Text
* * *
“We’ve broken your software, Sir”: Jez Whitworth on Teaching, Coding and EdTech

Online Tutor page 5_2Jez Whitworth, our Digital Skills Instructor, has recently given an inspiring TED Talk on creative coding in Salisbury. Jez talked about a personal assistant he initially built on Raspberry Pi and how it evolved into an app used to teach coding, complete art installations and assist stroke victims’ recovery through typing exercises. We at TeachPitch were really curious to know more about this project and its further applications in education and healthcare sectors. Jez warmly welcomed our interest and shared his experiences.

Jez Whitworth gained qualifications in art, design and computing. With a background in software development, his IT skills have come in handy to deliver creative and fun lessons for all ages and abilities. Jez is the head of Computer Science at an independent school in Salisbury and teaches the GCSE Computer Science syllabus. He is also in charge of training teachers to implement new technology in their classrooms. In addition, Jez set up First Coding where kids and teenagers take coding lessons.

A couple of years ago Jez started developing a personal assistant. He heard of Alexa, Siri, Google Assistant and other similar platforms and services and launched his own version to understand a bit more how it all works. By adopting the already existing technology, he managed to generate his own ideas and create unique software.

The hardest part of coding is coming up with an idea. When you get stuck, you are struggling for inspiration. We’ve all been there. Don’t try to invent the wheel. I always advise my students to build something that already exists.’

Jez admits that this project was also an attempt to challenge himself. He often initiates various activities to keep his brain thinking and learn by doing.
* * *
Provided material
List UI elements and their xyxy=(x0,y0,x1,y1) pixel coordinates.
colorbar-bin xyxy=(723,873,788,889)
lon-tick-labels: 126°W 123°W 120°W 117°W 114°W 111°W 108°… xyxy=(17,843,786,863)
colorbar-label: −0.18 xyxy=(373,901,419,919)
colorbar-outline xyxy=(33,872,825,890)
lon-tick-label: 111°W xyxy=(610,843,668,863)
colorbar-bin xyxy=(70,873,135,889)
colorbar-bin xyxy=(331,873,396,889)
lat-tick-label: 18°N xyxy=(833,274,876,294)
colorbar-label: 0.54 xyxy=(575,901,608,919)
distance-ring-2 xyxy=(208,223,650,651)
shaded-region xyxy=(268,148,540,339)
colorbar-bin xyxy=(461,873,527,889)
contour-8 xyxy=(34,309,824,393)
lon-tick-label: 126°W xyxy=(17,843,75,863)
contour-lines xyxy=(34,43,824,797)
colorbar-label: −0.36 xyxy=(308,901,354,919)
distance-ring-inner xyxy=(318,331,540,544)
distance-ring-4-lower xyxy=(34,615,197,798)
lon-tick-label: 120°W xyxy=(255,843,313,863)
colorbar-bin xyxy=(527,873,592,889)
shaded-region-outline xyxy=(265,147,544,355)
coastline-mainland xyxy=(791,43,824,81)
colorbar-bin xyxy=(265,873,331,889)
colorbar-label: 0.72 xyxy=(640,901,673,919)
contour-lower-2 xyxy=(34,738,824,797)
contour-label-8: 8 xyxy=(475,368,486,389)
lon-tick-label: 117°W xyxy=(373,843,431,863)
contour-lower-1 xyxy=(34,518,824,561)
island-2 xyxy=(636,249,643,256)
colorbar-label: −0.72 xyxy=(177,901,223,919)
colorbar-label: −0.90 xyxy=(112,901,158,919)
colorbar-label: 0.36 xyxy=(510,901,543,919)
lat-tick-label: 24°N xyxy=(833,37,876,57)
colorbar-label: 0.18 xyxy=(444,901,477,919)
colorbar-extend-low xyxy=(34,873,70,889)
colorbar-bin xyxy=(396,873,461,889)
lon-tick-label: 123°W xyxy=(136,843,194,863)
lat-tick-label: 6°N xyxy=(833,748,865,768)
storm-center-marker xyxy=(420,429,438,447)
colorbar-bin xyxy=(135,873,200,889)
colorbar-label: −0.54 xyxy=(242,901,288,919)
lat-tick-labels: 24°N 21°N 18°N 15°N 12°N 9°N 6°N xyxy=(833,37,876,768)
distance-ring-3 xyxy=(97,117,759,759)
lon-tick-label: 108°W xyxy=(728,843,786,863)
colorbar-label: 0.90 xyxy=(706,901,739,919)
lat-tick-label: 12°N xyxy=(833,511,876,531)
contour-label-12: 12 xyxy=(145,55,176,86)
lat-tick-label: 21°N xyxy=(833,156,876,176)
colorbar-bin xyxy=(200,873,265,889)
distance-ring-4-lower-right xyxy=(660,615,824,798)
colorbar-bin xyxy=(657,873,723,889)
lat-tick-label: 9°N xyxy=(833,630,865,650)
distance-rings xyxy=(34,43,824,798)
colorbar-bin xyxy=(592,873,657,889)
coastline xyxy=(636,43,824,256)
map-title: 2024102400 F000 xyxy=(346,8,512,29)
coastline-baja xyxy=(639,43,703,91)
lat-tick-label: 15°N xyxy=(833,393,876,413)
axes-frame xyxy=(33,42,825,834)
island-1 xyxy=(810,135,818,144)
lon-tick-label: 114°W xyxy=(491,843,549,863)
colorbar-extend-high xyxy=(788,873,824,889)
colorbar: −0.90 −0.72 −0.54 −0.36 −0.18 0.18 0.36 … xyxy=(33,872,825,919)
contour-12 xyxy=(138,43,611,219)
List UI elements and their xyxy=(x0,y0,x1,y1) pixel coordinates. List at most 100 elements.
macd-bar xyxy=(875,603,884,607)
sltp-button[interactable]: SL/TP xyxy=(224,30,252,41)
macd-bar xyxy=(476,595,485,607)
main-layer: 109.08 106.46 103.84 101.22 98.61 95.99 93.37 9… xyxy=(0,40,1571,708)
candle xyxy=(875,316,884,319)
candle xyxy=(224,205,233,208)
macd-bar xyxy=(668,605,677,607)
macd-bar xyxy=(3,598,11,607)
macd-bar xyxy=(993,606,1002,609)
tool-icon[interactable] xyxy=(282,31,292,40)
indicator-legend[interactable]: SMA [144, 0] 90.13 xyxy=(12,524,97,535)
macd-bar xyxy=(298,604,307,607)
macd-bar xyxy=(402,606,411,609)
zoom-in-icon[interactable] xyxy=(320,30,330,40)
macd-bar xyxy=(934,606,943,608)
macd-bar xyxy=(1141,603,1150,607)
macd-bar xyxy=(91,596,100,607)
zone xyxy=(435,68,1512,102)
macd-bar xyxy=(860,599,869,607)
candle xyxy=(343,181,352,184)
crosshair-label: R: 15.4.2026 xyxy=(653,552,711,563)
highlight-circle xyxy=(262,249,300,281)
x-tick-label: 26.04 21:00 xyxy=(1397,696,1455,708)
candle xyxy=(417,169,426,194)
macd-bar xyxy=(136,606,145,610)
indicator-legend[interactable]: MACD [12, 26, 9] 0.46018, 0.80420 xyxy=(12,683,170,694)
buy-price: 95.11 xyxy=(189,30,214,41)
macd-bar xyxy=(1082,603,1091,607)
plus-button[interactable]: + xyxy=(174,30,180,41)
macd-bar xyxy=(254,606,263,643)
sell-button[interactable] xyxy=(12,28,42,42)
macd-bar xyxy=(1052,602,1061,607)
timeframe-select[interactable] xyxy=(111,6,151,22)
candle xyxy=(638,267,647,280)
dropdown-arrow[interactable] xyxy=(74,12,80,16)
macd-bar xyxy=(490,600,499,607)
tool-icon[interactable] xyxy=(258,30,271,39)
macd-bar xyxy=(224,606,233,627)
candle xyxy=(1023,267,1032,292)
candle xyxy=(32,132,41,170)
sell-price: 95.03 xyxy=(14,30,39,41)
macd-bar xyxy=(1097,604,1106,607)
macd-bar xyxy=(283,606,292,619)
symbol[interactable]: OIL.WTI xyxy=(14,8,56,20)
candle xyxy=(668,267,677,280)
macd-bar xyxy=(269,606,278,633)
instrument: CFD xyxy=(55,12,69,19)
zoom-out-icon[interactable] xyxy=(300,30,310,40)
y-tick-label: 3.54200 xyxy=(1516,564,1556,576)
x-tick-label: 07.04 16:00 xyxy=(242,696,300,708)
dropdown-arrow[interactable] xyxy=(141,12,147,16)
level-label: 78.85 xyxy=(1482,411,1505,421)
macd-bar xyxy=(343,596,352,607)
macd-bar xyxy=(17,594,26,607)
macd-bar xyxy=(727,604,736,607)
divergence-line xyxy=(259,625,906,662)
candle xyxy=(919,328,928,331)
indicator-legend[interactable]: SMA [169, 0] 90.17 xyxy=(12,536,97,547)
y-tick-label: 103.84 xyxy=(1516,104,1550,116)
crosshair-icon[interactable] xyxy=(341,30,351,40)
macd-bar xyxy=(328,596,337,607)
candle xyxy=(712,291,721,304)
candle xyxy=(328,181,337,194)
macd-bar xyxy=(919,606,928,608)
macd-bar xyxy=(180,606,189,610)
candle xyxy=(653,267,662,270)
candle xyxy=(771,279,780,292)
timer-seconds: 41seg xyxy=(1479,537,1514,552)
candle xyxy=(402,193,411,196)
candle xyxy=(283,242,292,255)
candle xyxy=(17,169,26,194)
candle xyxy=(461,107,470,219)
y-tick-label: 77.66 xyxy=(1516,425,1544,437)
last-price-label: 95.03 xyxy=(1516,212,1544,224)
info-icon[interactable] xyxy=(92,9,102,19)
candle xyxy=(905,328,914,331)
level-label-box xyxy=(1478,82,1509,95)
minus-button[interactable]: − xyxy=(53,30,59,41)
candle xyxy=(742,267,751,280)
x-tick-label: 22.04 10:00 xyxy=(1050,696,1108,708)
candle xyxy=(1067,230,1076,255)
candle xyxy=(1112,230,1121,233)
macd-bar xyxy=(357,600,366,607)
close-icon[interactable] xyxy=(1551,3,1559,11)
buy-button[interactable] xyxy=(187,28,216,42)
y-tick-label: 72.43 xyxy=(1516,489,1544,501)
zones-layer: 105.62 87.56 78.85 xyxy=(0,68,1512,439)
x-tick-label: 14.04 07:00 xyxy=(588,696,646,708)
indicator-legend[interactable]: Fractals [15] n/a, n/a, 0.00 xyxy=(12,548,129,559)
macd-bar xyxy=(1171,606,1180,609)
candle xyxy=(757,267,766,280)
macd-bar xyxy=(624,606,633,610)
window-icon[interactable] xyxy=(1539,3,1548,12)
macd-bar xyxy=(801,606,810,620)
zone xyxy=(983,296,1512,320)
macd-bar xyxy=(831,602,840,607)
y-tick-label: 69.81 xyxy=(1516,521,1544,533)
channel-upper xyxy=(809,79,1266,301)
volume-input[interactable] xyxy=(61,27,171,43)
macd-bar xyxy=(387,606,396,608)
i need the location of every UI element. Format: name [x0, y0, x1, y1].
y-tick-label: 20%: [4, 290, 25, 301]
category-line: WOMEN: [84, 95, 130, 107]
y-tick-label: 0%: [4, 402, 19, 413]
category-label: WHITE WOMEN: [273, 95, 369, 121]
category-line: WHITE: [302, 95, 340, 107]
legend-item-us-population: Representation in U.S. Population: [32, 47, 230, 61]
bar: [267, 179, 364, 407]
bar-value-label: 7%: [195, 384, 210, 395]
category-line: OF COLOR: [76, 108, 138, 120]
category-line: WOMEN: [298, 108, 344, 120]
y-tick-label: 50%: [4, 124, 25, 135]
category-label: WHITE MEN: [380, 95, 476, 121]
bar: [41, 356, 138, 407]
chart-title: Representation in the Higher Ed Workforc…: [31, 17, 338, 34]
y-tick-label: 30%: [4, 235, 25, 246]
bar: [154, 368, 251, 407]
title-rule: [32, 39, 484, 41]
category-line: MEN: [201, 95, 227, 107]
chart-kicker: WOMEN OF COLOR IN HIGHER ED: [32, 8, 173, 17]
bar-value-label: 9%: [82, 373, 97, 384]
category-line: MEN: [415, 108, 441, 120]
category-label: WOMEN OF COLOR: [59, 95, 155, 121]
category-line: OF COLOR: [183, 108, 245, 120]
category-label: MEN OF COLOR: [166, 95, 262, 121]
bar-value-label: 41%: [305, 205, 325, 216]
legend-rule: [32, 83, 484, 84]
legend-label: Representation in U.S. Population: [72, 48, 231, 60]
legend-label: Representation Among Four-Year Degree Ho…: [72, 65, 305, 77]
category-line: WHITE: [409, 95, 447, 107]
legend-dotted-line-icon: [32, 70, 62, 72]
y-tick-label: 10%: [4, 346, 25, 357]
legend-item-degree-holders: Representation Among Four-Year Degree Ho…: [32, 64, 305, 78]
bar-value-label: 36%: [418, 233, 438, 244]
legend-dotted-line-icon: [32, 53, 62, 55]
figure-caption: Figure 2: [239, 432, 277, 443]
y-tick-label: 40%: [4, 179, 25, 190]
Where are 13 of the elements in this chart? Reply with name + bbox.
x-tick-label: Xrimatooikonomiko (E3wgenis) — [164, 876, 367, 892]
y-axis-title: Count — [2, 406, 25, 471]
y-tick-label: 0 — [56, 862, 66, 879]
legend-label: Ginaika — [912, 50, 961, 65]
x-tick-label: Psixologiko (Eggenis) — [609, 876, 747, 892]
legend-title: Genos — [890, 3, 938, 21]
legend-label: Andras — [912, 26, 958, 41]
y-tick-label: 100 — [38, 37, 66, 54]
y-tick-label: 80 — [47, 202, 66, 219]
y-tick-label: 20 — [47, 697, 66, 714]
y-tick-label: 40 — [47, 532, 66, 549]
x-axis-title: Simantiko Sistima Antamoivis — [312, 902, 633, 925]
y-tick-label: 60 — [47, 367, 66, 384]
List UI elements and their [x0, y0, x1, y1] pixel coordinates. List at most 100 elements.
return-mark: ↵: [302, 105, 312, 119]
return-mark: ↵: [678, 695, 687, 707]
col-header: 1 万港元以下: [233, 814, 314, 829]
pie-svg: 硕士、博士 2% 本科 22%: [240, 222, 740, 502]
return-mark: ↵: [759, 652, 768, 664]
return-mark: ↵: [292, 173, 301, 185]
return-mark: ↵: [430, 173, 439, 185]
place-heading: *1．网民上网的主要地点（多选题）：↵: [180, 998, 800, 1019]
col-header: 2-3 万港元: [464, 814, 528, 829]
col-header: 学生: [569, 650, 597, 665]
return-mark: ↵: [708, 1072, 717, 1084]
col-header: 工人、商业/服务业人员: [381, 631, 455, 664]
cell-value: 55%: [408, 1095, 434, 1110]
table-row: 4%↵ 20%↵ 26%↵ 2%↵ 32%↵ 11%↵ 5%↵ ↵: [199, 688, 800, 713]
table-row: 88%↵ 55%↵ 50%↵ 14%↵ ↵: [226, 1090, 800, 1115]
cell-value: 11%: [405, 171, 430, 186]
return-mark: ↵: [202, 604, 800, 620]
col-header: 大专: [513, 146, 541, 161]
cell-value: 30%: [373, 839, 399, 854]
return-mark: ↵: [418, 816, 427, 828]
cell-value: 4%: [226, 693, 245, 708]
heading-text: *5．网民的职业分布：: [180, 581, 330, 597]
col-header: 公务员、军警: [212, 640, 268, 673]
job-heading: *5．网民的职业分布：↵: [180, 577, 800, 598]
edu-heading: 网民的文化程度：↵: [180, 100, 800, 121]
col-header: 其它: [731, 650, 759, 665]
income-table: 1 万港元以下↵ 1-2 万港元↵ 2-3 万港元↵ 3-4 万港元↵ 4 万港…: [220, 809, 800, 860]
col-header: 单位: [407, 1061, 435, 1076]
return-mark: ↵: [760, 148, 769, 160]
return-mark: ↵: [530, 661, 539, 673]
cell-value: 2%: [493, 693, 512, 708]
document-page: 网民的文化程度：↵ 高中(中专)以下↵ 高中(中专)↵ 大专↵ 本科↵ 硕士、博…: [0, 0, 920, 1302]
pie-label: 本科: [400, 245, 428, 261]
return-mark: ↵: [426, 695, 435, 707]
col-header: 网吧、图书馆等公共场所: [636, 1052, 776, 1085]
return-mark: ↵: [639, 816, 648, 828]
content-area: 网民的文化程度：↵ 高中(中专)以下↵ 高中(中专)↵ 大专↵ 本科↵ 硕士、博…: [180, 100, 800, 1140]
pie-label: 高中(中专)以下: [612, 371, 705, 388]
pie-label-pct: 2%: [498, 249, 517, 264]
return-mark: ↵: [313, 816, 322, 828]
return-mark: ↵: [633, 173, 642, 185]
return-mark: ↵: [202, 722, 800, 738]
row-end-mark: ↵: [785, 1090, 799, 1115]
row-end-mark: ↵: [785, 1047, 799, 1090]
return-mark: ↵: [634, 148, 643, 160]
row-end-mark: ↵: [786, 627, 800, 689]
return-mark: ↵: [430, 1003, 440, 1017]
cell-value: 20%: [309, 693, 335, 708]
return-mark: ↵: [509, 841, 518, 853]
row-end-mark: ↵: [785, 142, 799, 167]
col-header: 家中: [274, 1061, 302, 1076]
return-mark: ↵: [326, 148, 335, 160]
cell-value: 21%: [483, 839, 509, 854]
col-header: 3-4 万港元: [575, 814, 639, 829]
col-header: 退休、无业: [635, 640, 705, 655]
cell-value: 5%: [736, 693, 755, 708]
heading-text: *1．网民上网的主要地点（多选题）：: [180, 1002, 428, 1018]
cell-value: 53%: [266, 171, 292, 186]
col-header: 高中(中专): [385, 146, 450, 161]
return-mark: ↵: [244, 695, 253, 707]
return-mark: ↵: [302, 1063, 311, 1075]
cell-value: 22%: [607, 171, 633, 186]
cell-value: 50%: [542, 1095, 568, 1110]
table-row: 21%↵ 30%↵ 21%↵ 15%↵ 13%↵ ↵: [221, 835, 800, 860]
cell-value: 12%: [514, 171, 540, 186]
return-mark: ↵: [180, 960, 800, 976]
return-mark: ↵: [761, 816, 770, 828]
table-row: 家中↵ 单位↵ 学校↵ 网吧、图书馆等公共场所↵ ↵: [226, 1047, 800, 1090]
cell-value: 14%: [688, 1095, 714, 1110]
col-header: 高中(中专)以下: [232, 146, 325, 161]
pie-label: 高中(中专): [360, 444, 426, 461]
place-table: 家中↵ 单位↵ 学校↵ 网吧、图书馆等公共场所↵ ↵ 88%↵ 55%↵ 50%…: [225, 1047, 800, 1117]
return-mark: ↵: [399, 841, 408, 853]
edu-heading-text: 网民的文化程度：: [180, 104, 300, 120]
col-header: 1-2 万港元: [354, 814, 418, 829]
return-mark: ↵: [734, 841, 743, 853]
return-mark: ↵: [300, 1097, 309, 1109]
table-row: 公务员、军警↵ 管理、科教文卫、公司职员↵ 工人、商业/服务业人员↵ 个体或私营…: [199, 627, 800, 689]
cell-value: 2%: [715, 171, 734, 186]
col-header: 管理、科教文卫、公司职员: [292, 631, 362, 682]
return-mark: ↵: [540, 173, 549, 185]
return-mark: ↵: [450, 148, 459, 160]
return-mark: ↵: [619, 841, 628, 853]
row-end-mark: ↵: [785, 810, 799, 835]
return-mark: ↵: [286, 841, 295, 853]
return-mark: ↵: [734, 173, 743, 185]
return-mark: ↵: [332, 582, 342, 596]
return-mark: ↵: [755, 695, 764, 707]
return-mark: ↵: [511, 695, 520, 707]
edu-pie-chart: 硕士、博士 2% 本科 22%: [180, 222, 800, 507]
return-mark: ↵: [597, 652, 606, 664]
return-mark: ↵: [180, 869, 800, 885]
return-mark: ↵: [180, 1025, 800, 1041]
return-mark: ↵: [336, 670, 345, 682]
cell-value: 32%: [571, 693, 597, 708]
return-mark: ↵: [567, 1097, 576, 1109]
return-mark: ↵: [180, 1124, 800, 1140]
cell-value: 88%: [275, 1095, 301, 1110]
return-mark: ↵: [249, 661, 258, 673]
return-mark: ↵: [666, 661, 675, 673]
* * *
Tasks
**A)** Translate this sentence from the article about Jez Whitworth into Spanish: "By adopting the already existing technology, he managed to generate his own ideas and create unique software."
**B)** Carry on the article about Jez Whitworth's teaching and coding, picking up right after its final sentence.

Answer list
**A)** Al adoptar la tecnología ya existente, logró generar sus propias ideas y crear un software único.

**B)**
‘Most of the time I fail. But with every project I’ve had, whether successful or not, I’ve definitely learnt something.’

‘I think three quarters of coding is not done on computer. It’s all about thinking, and preparing, and planning. The actual writing of the code is, actually, a very small fraction of it. This project was perfect for me because it was from a cold start. I didn’t understand how things worked in that respect and I had to figure it out myself.’

Jez’s students also engage with his project and help him make it even better. The students act as testers because they are constantly trying to break what the teacher has written and truly enjoy the process.

‘That’s brilliant. It just ensures that I make more robust software. It also teaches the pupils how to test what they make. I teach them how to trace their tests using trace tables. Being able to test software and document the outcomes is a good skill in itself. I can see that look on their faces when they do find something wrong with what I’ve written, ‘We’ve broken your software, Sir.

Over time the project has seen a remarkable growth and turned into Cass v1, a chatbot that can be trained for specific purposes. It has already been used in art installations in the UK and Germany. The US coders are also adapting it to help stroke victims gain some movement back into their hands. One of the schools in Salisbury looks at Cass v1 as a potential safeguarding app that offers helpful advice based on certain topics discussed by the pupils. Children are under great pressure these days and Cass can be a tool to provide them with help and support.

Jez uses his project in the classroom to teach coding. He shows his pupils how to build a basic framework so that later on they can develop their own. His students have produced interactive quizzes and even a tourist app for Salisbury. This app chats with you and learns about your hobbies and interests on the basis of which it recommends certain places to visit.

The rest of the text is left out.